# Brief
Filter these entries so that only lines with the word "made" remain.
-- Data to process start --
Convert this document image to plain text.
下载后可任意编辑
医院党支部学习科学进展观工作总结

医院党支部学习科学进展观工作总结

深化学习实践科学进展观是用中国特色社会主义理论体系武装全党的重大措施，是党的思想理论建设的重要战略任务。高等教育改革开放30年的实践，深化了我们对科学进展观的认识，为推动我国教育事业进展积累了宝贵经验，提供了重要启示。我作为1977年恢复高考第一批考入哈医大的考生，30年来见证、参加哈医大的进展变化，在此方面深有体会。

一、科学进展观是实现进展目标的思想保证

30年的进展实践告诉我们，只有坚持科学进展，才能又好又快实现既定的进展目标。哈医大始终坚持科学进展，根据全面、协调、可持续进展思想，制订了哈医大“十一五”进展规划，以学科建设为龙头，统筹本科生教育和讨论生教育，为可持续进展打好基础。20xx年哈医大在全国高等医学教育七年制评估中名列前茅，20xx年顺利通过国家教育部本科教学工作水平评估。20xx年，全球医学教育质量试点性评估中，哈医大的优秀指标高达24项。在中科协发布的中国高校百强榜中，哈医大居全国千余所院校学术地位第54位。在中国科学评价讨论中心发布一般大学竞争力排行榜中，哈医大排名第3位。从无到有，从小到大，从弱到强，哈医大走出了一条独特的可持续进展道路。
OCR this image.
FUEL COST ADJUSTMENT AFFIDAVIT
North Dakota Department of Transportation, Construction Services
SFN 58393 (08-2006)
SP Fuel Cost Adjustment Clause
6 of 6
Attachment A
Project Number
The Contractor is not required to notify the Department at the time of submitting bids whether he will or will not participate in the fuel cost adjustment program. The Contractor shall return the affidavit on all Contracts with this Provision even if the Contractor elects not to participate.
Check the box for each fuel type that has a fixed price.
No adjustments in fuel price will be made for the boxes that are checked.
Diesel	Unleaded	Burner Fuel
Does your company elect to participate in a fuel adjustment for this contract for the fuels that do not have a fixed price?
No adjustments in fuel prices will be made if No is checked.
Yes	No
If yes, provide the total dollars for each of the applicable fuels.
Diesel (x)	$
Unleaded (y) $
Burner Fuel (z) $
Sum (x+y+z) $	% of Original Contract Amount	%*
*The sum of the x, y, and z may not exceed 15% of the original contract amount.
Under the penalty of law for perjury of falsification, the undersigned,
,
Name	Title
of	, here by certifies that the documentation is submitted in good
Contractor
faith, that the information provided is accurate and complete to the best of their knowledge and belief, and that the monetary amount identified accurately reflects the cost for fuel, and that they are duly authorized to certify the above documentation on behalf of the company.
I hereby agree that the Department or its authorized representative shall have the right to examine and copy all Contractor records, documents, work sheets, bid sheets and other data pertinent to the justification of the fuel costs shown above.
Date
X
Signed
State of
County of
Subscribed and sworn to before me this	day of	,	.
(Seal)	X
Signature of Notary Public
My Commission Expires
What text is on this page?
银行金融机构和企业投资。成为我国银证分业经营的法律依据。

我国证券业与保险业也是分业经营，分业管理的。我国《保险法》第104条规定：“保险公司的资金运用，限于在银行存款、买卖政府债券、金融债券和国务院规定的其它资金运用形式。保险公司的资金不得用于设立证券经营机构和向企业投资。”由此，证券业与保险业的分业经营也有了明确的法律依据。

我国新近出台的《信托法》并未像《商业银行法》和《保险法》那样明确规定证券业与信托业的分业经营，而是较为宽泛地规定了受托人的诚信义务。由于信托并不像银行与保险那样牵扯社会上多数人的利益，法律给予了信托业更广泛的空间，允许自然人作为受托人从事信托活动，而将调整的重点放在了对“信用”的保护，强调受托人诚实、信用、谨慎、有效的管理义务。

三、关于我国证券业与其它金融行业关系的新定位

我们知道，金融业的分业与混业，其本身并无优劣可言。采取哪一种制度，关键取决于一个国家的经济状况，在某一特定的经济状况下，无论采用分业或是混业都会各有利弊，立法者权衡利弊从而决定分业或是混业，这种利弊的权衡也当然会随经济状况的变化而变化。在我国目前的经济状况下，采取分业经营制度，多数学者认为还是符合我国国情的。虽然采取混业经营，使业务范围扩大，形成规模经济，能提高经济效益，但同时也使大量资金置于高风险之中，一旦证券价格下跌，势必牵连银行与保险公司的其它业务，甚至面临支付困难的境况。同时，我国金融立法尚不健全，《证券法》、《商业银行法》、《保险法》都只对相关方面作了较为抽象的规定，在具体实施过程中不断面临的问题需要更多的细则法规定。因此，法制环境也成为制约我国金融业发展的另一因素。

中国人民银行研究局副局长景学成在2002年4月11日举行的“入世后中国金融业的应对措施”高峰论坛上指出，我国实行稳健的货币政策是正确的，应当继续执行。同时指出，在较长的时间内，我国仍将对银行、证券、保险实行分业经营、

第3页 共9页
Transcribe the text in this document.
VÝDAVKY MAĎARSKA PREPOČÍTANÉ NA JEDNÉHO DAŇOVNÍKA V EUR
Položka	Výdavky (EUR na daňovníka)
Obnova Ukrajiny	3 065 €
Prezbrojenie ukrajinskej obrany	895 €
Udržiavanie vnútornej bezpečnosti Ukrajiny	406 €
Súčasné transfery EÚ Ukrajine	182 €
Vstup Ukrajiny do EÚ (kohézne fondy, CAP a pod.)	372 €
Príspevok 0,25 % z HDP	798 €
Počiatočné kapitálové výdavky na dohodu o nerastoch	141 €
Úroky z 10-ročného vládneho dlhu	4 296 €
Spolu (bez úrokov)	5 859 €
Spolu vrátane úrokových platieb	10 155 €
-- Data to process end --
# Output for this exercise
No adjustments in fuel price will be made for the boxes that are checked.
No adjustments in fuel prices will be made if No is checked.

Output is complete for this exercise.